--- BEGIN ---

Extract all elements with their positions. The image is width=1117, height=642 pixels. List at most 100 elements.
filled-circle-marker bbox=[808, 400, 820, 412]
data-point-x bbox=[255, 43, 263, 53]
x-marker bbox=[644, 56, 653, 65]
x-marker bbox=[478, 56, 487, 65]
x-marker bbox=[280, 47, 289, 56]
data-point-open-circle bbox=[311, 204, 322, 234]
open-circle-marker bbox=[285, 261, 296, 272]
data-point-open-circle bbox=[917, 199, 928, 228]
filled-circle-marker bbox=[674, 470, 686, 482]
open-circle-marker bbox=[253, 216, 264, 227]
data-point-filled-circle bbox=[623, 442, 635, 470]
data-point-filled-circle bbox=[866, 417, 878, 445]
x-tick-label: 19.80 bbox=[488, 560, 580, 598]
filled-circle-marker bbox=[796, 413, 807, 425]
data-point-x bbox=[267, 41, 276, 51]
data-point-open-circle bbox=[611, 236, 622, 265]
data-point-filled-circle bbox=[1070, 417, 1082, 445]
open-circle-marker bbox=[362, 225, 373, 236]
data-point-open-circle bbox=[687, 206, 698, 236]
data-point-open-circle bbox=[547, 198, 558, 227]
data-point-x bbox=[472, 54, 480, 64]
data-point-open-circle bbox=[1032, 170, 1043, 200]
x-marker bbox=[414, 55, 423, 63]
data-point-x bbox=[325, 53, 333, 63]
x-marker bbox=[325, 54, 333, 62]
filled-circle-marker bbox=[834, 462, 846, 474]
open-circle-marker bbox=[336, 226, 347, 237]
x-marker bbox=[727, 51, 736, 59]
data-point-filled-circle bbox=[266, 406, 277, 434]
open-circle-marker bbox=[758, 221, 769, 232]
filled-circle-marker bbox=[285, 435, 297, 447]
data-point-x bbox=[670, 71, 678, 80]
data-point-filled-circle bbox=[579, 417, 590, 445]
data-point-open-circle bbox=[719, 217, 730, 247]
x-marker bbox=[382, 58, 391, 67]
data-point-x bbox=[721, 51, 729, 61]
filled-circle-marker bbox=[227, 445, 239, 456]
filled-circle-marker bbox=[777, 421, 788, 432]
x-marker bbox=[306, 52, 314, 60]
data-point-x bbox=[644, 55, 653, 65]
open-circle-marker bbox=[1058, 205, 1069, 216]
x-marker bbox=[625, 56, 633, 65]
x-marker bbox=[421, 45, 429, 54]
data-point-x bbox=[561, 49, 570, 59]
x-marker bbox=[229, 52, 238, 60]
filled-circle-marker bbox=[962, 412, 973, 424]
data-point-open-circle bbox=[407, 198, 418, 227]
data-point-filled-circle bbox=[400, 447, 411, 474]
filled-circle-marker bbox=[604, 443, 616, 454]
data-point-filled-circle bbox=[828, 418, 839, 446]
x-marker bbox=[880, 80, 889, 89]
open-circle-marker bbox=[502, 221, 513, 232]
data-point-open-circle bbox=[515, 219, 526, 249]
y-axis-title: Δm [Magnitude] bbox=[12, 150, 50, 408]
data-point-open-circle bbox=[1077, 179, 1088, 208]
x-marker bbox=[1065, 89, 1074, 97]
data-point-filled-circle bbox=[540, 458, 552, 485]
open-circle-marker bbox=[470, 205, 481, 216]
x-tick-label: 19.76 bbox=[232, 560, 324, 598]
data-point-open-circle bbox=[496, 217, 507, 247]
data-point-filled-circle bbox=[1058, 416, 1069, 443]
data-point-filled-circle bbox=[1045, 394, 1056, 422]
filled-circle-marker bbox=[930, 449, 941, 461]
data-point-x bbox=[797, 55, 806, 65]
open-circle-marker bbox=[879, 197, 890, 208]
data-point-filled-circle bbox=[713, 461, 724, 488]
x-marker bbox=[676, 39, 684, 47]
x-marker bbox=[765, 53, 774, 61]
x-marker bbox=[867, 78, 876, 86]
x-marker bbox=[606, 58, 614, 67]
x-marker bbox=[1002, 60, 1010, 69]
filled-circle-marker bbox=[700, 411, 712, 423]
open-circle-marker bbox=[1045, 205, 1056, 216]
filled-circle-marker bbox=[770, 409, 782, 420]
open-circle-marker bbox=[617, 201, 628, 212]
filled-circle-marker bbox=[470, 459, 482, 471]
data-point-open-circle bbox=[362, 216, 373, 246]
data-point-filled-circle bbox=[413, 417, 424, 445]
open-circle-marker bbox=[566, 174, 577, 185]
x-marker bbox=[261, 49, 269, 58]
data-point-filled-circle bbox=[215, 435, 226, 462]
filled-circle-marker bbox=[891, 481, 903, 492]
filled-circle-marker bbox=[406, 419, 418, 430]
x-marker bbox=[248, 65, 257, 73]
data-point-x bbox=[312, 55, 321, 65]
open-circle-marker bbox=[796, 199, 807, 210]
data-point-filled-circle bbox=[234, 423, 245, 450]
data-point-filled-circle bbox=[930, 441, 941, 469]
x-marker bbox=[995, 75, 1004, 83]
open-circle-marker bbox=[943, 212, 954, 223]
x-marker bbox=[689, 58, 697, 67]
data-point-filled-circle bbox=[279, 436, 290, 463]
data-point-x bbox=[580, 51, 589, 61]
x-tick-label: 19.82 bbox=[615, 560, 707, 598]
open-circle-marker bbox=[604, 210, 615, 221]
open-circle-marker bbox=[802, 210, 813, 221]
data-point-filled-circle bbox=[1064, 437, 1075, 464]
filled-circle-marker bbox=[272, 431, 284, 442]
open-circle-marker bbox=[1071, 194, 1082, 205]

--- END ---

__GOAL__
Pick out every line above that contains the string "tick" and copy each one in full.

__ANSWER__
x-tick-label: 19.80 bbox=[488, 560, 580, 598]
x-tick-label: 19.76 bbox=[232, 560, 324, 598]
x-tick-label: 19.82 bbox=[615, 560, 707, 598]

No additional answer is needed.